A run of records:
====
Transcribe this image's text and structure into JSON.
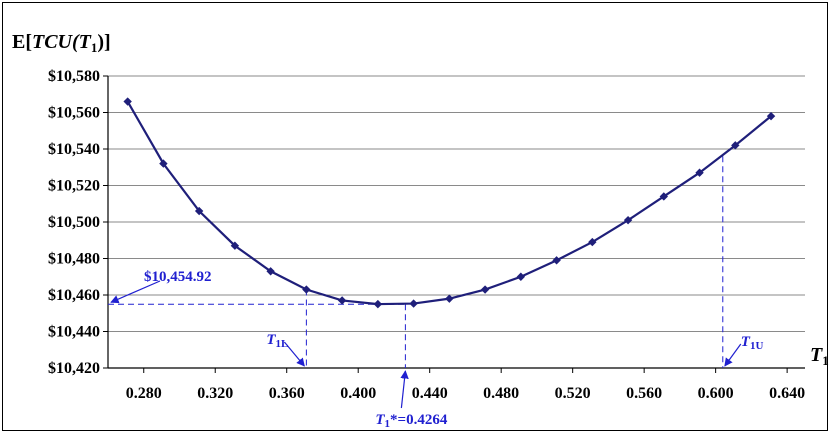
{
  "chart_data": {
    "type": "line",
    "ylabel_parts": {
      "prefix": "E[",
      "main": "TCU",
      "open": "(",
      "var": "T",
      "sub": "1",
      "close": ")]"
    },
    "xlabel_parts": {
      "var": "T",
      "sub": "1"
    },
    "xlim": [
      0.26,
      0.65
    ],
    "ylim": [
      10420,
      10580
    ],
    "x_ticks": [
      0.28,
      0.32,
      0.36,
      0.4,
      0.44,
      0.48,
      0.52,
      0.56,
      0.6,
      0.64
    ],
    "x_tick_labels": [
      "0.280",
      "0.320",
      "0.360",
      "0.400",
      "0.440",
      "0.480",
      "0.520",
      "0.560",
      "0.600",
      "0.640"
    ],
    "y_ticks": [
      10420,
      10440,
      10460,
      10480,
      10500,
      10520,
      10540,
      10560,
      10580
    ],
    "y_tick_labels": [
      "$10,420",
      "$10,440",
      "$10,460",
      "$10,480",
      "$10,500",
      "$10,520",
      "$10,540",
      "$10,560",
      "$10,580"
    ],
    "grid": "horizontal",
    "series": [
      {
        "color": "#1f1f7a",
        "marker": "diamond",
        "x": [
          0.271,
          0.291,
          0.311,
          0.331,
          0.351,
          0.371,
          0.391,
          0.411,
          0.431,
          0.451,
          0.471,
          0.491,
          0.511,
          0.531,
          0.551,
          0.571,
          0.591,
          0.611,
          0.631
        ],
        "y": [
          10566,
          10532,
          10506,
          10487,
          10473,
          10463,
          10457,
          10455,
          10455.3,
          10458,
          10463,
          10470,
          10479,
          10489,
          10501,
          10514,
          10527,
          10542,
          10558
        ]
      }
    ],
    "annotations": {
      "color": "#2020d0",
      "min_cost_label": "$10,454.92",
      "min_cost_value": 10454.92,
      "opt_x": 0.4264,
      "opt_label_parts": {
        "var": "T",
        "sub": "1",
        "rest": "*=0.4264"
      },
      "lower_x": 0.371,
      "lower_y": 10463,
      "lower_label_parts": {
        "var": "T",
        "sub": "1L"
      },
      "upper_x": 0.604,
      "upper_y": 10536,
      "upper_label_parts": {
        "var": "T",
        "sub": "1U"
      }
    }
  }
}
====
**Written problem:**
Reproduce the whole listing exactly, but not the images in it.

**Finished task:**
Transcribe this image's text and structure into JSON.
{
  "chart_data": {
    "type": "line",
    "ylabel_parts": {
      "prefix": "E[",
      "main": "TCU",
      "open": "(",
      "var": "T",
      "sub": "1",
      "close": ")]"
    },
    "xlabel_parts": {
      "var": "T",
      "sub": "1"
    },
    "xlim": [
      0.26,
      0.65
    ],
    "ylim": [
      10420,
      10580
    ],
    "x_ticks": [
      0.28,
      0.32,
      0.36,
      0.4,
      0.44,
      0.48,
      0.52,
      0.56,
      0.6,
      0.64
    ],
    "x_tick_labels": [
      "0.280",
      "0.320",
      "0.360",
      "0.400",
      "0.440",
      "0.480",
      "0.520",
      "0.560",
      "0.600",
      "0.640"
    ],
    "y_ticks": [
      10420,
      10440,
      10460,
      10480,
      10500,
      10520,
      10540,
      10560,
      10580
    ],
    "y_tick_labels": [
      "$10,420",
      "$10,440",
      "$10,460",
      "$10,480",
      "$10,500",
      "$10,520",
      "$10,540",
      "$10,560",
      "$10,580"
    ],
    "grid": "horizontal",
    "series": [
      {
        "color": "#1f1f7a",
        "marker": "diamond",
        "x": [
          0.271,
          0.291,
          0.311,
          0.331,
          0.351,
          0.371,
          0.391,
          0.411,
          0.431,
          0.451,
          0.471,
          0.491,
          0.511,
          0.531,
          0.551,
          0.571,
          0.591,
          0.611,
          0.631
        ],
        "y": [
          10566,
          10532,
          10506,
          10487,
          10473,
          10463,
          10457,
          10455,
          10455.3,
          10458,
          10463,
          10470,
          10479,
          10489,
          10501,
          10514,
          10527,
          10542,
          10558
        ]
      }
    ],
    "annotations": {
      "color": "#2020d0",
      "min_cost_label": "$10,454.92",
      "min_cost_value": 10454.92,
      "opt_x": 0.4264,
      "opt_label_parts": {
        "var": "T",
        "sub": "1",
        "rest": "*=0.4264"
      },
      "lower_x": 0.371,
      "lower_y": 10463,
      "lower_label_parts": {
        "var": "T",
        "sub": "1L"
      },
      "upper_x": 0.604,
      "upper_y": 10536,
      "upper_label_parts": {
        "var": "T",
        "sub": "1U"
      }
    }
  }
}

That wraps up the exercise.